DOCUMENT SEGMENT:
※ ※ ※

I propose to strengthen the cognitive processes involved in design thinking, especially for cross-functional teams, both through artificial intelligence techniques and focused cognitive coaching. I take as an example of design thinking the canvas metaphor used by Osterwalder and Pigneur (2014, 2010), selecting its CS (customer segment) component for further scrutiny.
Specifically, I introduce an amplified form of design thinking called “transformational” thinking that is grounded in research in adult cognitive development over the lifespan (Laske 2008 [2017b/c]). My approach is rooted in DTF, the Dialectical Thought Form Framework developed at the Interdevelopmental Institute (IDM) since the year 2000.
In focus in the blog is the notion of “hidden dimensions” of the canvas that iterative cognitive sprints of a cross-functional team reveal. I see such sprints as based on a combination of “breadth-first” and “depth-first” search, where the former is focused on creating the biggest possible picture, while the second deepens and refines the picture in its details, both in terms of thinking and resulting outcome. I show that the two kinds of searches are mutually reinforcing and that purely logical thinking (and thus algorithmic thinking also) fail in depth-first search,
At the end of the text, I demonstrate by example how cognitively high-performing teams engage in innovative thinking supported by DTF thought forms and their base concepts. I suggest how transformational thinking can be effectively supported by cognitive coaching as well as artificial intelligence techniques.

※ ※ ※

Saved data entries
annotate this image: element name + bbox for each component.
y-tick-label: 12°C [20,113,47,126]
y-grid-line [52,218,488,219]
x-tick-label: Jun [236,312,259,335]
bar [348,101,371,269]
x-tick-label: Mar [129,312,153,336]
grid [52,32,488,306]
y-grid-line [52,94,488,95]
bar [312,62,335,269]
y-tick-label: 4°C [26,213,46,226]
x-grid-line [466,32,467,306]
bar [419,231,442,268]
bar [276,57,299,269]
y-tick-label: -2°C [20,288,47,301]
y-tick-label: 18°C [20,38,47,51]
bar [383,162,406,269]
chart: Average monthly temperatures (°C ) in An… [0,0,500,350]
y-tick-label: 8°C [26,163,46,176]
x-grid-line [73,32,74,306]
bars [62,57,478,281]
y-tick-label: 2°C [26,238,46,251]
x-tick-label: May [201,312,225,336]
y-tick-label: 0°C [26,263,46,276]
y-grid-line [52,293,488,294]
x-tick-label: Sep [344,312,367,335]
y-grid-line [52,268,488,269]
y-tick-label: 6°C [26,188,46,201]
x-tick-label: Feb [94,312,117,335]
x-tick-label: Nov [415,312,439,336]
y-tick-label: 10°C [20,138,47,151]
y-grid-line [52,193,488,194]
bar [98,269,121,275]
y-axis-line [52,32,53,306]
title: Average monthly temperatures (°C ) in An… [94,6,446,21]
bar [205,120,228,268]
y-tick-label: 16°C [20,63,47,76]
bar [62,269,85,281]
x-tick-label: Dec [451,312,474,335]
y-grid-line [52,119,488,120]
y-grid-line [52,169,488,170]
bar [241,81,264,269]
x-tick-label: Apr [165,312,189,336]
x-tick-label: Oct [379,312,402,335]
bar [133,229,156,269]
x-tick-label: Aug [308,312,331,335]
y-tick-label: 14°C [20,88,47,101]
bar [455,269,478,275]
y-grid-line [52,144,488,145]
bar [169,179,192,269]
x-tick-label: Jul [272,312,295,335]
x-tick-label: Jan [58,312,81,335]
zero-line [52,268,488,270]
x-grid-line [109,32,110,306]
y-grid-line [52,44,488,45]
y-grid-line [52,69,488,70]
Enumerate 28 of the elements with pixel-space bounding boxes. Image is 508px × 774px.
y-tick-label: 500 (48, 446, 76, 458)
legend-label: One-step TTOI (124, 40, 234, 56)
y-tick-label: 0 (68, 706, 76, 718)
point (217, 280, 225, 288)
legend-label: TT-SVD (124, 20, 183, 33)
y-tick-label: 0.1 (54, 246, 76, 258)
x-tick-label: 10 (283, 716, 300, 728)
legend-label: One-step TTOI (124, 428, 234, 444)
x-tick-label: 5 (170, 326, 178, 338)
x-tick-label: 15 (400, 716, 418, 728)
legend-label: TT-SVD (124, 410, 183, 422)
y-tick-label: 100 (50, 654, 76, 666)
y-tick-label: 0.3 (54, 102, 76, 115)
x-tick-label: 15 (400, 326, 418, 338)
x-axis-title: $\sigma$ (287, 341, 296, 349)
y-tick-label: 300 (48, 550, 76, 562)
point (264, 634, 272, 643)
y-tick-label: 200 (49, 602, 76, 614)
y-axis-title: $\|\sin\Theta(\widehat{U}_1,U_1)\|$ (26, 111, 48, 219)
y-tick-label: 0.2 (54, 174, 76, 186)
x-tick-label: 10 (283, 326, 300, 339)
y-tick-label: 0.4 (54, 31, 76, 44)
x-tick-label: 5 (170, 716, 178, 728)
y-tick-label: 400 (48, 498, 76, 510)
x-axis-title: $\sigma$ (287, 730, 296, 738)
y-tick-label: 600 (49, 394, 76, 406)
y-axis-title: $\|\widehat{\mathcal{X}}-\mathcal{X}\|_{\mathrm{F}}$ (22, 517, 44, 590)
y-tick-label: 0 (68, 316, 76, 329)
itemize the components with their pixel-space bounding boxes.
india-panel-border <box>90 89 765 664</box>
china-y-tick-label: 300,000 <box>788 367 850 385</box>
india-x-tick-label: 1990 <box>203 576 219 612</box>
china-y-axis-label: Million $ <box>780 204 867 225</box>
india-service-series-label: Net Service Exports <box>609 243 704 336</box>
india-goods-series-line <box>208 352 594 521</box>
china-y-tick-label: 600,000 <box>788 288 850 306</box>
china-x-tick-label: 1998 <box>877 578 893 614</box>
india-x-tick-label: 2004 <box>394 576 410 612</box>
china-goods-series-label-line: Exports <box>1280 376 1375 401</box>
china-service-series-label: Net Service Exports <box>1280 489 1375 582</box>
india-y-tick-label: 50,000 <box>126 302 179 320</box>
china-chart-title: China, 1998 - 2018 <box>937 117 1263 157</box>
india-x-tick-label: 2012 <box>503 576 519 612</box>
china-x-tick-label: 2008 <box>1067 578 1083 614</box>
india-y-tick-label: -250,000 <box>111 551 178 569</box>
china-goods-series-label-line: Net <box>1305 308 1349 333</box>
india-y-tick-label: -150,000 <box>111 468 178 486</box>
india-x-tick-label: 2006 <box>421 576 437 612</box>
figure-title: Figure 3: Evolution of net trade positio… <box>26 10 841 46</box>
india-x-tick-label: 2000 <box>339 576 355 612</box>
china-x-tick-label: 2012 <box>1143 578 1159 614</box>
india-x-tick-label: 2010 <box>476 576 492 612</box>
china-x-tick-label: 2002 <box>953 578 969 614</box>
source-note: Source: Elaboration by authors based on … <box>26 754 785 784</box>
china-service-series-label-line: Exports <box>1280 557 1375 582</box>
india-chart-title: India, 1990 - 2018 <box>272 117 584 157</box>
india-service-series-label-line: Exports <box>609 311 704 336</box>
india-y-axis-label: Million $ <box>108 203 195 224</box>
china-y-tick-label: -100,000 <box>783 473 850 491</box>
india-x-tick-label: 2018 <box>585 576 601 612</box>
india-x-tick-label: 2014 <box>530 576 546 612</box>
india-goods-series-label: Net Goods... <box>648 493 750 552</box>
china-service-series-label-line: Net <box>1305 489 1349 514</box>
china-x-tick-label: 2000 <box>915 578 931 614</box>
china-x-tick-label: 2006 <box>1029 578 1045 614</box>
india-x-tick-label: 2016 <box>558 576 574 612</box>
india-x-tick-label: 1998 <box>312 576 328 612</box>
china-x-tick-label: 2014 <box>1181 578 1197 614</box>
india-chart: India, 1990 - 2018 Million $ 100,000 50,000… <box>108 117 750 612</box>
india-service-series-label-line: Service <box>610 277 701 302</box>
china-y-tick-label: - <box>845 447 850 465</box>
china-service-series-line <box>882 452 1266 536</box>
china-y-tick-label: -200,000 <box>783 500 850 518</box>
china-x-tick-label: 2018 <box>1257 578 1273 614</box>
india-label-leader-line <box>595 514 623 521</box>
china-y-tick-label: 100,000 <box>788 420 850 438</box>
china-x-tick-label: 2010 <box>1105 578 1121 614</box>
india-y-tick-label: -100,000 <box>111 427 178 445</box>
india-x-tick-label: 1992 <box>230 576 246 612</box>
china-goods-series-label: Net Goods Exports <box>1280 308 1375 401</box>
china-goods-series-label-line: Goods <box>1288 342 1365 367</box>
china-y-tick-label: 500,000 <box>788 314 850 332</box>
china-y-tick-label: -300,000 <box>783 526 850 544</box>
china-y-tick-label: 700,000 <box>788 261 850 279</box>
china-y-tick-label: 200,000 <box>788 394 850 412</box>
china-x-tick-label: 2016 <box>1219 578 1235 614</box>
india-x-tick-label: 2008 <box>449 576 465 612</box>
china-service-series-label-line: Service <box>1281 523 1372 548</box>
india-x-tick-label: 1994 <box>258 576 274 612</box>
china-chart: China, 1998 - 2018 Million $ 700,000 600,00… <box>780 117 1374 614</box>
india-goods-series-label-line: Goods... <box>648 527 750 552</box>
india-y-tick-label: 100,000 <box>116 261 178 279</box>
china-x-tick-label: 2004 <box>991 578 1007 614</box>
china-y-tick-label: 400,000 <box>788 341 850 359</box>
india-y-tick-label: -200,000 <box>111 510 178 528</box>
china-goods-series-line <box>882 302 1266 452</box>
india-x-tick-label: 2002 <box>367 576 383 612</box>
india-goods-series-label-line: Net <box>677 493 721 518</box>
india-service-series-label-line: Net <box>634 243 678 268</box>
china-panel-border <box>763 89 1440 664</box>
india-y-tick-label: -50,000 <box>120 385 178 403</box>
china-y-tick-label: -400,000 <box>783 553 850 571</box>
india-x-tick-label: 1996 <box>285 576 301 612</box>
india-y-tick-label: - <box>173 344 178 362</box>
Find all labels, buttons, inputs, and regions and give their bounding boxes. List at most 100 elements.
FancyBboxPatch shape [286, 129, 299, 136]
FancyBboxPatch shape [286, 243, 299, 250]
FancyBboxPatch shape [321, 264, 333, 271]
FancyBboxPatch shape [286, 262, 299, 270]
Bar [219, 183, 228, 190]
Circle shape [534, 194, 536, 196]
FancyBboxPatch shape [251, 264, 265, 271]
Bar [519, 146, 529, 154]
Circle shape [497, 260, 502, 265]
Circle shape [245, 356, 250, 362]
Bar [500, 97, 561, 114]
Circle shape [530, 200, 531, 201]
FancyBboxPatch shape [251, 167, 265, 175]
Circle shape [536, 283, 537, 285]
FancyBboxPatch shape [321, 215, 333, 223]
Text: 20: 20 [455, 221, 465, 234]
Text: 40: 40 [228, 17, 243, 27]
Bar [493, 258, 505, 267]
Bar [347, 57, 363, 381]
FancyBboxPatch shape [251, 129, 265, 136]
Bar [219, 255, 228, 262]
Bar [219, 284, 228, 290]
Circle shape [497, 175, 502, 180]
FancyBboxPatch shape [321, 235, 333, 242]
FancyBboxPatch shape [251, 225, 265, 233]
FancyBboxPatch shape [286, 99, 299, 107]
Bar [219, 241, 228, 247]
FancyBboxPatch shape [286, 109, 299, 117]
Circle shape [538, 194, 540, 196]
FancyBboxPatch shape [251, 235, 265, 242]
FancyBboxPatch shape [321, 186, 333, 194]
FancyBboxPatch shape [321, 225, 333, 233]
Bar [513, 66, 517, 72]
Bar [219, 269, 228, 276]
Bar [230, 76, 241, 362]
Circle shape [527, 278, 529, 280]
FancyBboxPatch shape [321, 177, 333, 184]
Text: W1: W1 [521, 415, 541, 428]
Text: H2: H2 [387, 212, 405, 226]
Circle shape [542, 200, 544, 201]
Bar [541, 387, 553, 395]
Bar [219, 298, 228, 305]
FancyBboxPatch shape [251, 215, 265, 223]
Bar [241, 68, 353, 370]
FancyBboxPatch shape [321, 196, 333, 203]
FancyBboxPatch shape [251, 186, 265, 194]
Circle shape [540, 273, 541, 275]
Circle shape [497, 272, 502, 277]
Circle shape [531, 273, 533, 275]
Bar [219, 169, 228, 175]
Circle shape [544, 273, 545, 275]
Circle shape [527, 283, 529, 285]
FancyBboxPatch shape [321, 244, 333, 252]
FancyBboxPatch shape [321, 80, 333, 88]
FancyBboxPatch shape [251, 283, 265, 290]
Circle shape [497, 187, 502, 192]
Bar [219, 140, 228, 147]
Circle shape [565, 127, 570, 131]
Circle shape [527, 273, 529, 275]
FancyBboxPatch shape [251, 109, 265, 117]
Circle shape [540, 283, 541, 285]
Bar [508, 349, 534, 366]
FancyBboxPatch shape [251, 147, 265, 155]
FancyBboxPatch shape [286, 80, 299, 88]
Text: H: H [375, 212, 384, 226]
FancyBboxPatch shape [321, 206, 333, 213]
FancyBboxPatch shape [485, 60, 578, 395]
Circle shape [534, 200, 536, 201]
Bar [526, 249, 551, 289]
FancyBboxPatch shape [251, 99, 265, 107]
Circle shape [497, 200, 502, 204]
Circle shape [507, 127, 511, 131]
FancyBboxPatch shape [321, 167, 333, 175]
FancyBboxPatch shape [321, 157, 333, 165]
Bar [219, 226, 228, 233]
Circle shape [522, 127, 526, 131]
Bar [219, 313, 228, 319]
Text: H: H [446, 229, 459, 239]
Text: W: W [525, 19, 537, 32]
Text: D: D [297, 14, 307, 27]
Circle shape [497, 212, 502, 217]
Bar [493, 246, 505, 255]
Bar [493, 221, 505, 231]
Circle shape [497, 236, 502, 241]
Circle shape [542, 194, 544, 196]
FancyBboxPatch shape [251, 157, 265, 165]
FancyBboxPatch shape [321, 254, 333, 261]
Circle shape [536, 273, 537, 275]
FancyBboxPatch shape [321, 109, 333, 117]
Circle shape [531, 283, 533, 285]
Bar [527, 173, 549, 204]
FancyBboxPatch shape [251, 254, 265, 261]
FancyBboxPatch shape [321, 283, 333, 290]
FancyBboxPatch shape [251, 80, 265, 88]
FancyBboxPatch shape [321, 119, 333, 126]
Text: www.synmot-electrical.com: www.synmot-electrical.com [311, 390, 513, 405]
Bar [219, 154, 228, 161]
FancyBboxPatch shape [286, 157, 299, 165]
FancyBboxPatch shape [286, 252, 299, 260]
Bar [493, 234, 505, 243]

※ ※ ※

WORK TO COMPLETE:
a – Which abbreviations does the text on transformational thinking spell out, and what does each stand for?
b – Can you extend the text on transformational thinking, picking up after its final sentence?

RESULTS IN ORDER:
a –
- CS: customer segment
- DTF: Dialectical Thought Form Framework
- IDM: Interdevelopmental Institute

b –
From my consulting and teaching experience with DTF I draw two conclusions regarding innovative approaches to canvas design:
1. agile coaching becomes more effective if it encompasses the practice of breadth- and depth-first search here outlined;
2. artificial intelligence techniques should be used to implement in canvas design cognitive templates that visually provoke team members to engage in transformational thinking.